Rewrite the lines below with each "Circle shape" changed to "Ellipse shape", leaving everything else unchanged.

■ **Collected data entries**
▬▬▬▬▬▬

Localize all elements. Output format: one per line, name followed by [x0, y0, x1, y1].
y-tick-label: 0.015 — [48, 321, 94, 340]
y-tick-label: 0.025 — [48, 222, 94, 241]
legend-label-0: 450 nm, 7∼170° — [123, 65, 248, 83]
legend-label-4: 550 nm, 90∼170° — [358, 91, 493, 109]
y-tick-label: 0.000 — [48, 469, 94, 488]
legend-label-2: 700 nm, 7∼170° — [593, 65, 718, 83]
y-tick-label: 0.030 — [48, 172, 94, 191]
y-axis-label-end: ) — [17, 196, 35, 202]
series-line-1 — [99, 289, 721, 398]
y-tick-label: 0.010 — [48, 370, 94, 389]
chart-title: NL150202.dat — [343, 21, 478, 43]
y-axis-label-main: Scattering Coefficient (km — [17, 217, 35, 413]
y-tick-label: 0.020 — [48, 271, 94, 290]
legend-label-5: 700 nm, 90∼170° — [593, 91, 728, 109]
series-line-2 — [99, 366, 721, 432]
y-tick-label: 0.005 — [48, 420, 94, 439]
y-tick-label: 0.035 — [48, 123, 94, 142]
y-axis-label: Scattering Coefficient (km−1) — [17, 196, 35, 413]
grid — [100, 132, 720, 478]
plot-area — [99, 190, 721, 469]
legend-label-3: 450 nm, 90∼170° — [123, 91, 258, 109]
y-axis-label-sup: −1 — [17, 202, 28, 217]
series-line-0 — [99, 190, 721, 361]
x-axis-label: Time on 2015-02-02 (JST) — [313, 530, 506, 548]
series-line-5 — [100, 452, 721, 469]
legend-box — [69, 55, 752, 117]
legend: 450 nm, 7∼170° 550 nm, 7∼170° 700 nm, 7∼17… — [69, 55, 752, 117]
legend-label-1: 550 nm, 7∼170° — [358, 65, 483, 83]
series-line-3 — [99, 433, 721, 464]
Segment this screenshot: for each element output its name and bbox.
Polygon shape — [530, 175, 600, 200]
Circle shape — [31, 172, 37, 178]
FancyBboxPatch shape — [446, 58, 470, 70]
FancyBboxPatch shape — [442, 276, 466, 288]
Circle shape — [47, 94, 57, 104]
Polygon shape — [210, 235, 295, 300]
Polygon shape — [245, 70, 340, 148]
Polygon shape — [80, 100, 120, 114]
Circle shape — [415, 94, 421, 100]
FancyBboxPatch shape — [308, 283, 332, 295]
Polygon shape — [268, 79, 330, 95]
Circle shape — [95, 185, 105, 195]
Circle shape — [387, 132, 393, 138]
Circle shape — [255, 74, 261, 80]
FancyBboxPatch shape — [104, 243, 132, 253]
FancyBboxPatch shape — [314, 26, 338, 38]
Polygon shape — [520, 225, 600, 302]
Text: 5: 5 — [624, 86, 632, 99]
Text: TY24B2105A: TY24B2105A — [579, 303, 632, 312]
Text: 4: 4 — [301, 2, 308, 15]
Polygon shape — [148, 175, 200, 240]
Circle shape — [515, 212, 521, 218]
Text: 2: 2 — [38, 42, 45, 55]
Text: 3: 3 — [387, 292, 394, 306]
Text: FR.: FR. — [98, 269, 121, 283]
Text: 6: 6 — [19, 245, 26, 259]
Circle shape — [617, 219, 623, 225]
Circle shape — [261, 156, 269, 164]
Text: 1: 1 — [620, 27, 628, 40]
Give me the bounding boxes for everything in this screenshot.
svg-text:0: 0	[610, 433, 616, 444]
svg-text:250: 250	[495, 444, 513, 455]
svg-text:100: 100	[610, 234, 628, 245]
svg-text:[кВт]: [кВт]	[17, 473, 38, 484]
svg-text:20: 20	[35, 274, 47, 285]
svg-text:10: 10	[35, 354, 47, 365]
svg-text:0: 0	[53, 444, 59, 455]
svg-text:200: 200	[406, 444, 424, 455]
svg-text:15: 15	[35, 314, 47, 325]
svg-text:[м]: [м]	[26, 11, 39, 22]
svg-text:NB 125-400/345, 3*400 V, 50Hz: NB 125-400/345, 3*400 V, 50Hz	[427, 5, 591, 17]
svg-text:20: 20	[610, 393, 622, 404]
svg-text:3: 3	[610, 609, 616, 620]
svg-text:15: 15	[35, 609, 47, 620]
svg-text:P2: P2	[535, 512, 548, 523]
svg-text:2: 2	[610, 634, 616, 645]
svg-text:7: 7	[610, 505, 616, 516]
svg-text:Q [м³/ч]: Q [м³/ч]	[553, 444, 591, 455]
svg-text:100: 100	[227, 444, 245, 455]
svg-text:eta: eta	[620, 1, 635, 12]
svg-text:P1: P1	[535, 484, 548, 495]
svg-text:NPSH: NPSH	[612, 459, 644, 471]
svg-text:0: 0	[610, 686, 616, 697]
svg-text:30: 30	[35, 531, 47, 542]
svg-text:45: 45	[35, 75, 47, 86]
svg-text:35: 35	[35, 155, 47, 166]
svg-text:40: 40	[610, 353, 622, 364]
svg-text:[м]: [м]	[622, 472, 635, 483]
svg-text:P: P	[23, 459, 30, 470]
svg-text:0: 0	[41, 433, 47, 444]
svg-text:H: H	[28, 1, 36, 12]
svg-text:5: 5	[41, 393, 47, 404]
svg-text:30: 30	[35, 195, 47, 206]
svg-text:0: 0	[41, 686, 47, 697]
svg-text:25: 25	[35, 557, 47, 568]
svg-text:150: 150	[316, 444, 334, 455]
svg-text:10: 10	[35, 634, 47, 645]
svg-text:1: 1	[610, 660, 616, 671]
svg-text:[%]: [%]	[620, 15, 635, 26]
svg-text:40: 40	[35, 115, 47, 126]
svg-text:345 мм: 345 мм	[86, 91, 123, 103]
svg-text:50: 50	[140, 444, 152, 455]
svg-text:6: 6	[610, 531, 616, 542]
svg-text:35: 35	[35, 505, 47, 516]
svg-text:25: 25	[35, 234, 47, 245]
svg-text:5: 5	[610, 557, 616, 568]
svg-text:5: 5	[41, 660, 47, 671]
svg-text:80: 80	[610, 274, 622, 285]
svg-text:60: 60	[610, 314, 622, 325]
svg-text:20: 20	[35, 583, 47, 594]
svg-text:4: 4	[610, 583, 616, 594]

▬▬▬▬▬▬

■ **Solution**
Localize all elements. Output format: one per line, name followed by [x0, y0, x1, y1].
y-tick-label: 0.015 — [48, 321, 94, 340]
y-tick-label: 0.025 — [48, 222, 94, 241]
legend-label-0: 450 nm, 7∼170° — [123, 65, 248, 83]
legend-label-4: 550 nm, 90∼170° — [358, 91, 493, 109]
y-tick-label: 0.000 — [48, 469, 94, 488]
legend-label-2: 700 nm, 7∼170° — [593, 65, 718, 83]
y-tick-label: 0.030 — [48, 172, 94, 191]
y-axis-label-end: ) — [17, 196, 35, 202]
series-line-1 — [99, 289, 721, 398]
y-tick-label: 0.010 — [48, 370, 94, 389]
chart-title: NL150202.dat — [343, 21, 478, 43]
y-axis-label-main: Scattering Coefficient (km — [17, 217, 35, 413]
y-tick-label: 0.020 — [48, 271, 94, 290]
legend-label-5: 700 nm, 90∼170° — [593, 91, 728, 109]
series-line-2 — [99, 366, 721, 432]
y-tick-label: 0.005 — [48, 420, 94, 439]
y-tick-label: 0.035 — [48, 123, 94, 142]
y-axis-label: Scattering Coefficient (km−1) — [17, 196, 35, 413]
grid — [100, 132, 720, 478]
plot-area — [99, 190, 721, 469]
legend-label-3: 450 nm, 90∼170° — [123, 91, 258, 109]
y-axis-label-sup: −1 — [17, 202, 28, 217]
series-line-0 — [99, 190, 721, 361]
x-axis-label: Time on 2015-02-02 (JST) — [313, 530, 506, 548]
series-line-5 — [100, 452, 721, 469]
legend-box — [69, 55, 752, 117]
legend: 450 nm, 7∼170° 550 nm, 7∼170° 700 nm, 7∼17… — [69, 55, 752, 117]
legend-label-1: 550 nm, 7∼170° — [358, 65, 483, 83]
series-line-3 — [99, 433, 721, 464]
Segment this screenshot: for each element output its name and bbox.
Polygon shape — [530, 175, 600, 200]
Ellipse shape — [31, 172, 37, 178]
FancyBboxPatch shape — [446, 58, 470, 70]
FancyBboxPatch shape — [442, 276, 466, 288]
Ellipse shape — [47, 94, 57, 104]
Polygon shape — [210, 235, 295, 300]
Polygon shape — [245, 70, 340, 148]
Polygon shape — [80, 100, 120, 114]
Ellipse shape — [415, 94, 421, 100]
FancyBboxPatch shape — [308, 283, 332, 295]
Polygon shape — [268, 79, 330, 95]
Ellipse shape — [95, 185, 105, 195]
Ellipse shape — [387, 132, 393, 138]
Ellipse shape — [255, 74, 261, 80]
FancyBboxPatch shape — [104, 243, 132, 253]
FancyBboxPatch shape — [314, 26, 338, 38]
Polygon shape — [520, 225, 600, 302]
Text: 5: 5 — [624, 86, 632, 99]
Text: TY24B2105A: TY24B2105A — [579, 303, 632, 312]
Text: 4: 4 — [301, 2, 308, 15]
Polygon shape — [148, 175, 200, 240]
Ellipse shape — [515, 212, 521, 218]
Text: 2: 2 — [38, 42, 45, 55]
Text: 3: 3 — [387, 292, 394, 306]
Text: FR.: FR. — [98, 269, 121, 283]
Text: 6: 6 — [19, 245, 26, 259]
Ellipse shape — [617, 219, 623, 225]
Ellipse shape — [261, 156, 269, 164]
Text: 1: 1 — [620, 27, 628, 40]
Give me the bounding boxes for everything in this screenshot.
svg-text:0: 0	[610, 433, 616, 444]
svg-text:250: 250	[495, 444, 513, 455]
svg-text:100: 100	[610, 234, 628, 245]
svg-text:[кВт]: [кВт]	[17, 473, 38, 484]
svg-text:20: 20	[35, 274, 47, 285]
svg-text:10: 10	[35, 354, 47, 365]
svg-text:0: 0	[53, 444, 59, 455]
svg-text:200: 200	[406, 444, 424, 455]
svg-text:15: 15	[35, 314, 47, 325]
svg-text:[м]: [м]	[26, 11, 39, 22]
svg-text:NB 125-400/345, 3*400 V, 50Hz: NB 125-400/345, 3*400 V, 50Hz	[427, 5, 591, 17]
svg-text:20: 20	[610, 393, 622, 404]
svg-text:3: 3	[610, 609, 616, 620]
svg-text:15: 15	[35, 609, 47, 620]
svg-text:P2: P2	[535, 512, 548, 523]
svg-text:2: 2	[610, 634, 616, 645]
svg-text:7: 7	[610, 505, 616, 516]
svg-text:Q [м³/ч]: Q [м³/ч]	[553, 444, 591, 455]
svg-text:100: 100	[227, 444, 245, 455]
svg-text:eta: eta	[620, 1, 635, 12]
svg-text:P1: P1	[535, 484, 548, 495]
svg-text:NPSH: NPSH	[612, 459, 644, 471]
svg-text:0: 0	[610, 686, 616, 697]
svg-text:30: 30	[35, 531, 47, 542]
svg-text:45: 45	[35, 75, 47, 86]
svg-text:35: 35	[35, 155, 47, 166]
svg-text:40: 40	[610, 353, 622, 364]
svg-text:[м]: [м]	[622, 472, 635, 483]
svg-text:P: P	[23, 459, 30, 470]
svg-text:0: 0	[41, 433, 47, 444]
svg-text:H: H	[28, 1, 36, 12]
svg-text:5: 5	[41, 393, 47, 404]
svg-text:30: 30	[35, 195, 47, 206]
svg-text:0: 0	[41, 686, 47, 697]
svg-text:25: 25	[35, 557, 47, 568]
svg-text:150: 150	[316, 444, 334, 455]
svg-text:10: 10	[35, 634, 47, 645]
svg-text:1: 1	[610, 660, 616, 671]
svg-text:[%]: [%]	[620, 15, 635, 26]
svg-text:40: 40	[35, 115, 47, 126]
svg-text:345 мм: 345 мм	[86, 91, 123, 103]
svg-text:50: 50	[140, 444, 152, 455]
svg-text:6: 6	[610, 531, 616, 542]
svg-text:35: 35	[35, 505, 47, 516]
svg-text:25: 25	[35, 234, 47, 245]
svg-text:5: 5	[610, 557, 616, 568]
svg-text:5: 5	[41, 660, 47, 671]
svg-text:80: 80	[610, 274, 622, 285]
svg-text:60: 60	[610, 314, 622, 325]
svg-text:20: 20	[35, 583, 47, 594]
svg-text:4: 4	[610, 583, 616, 594]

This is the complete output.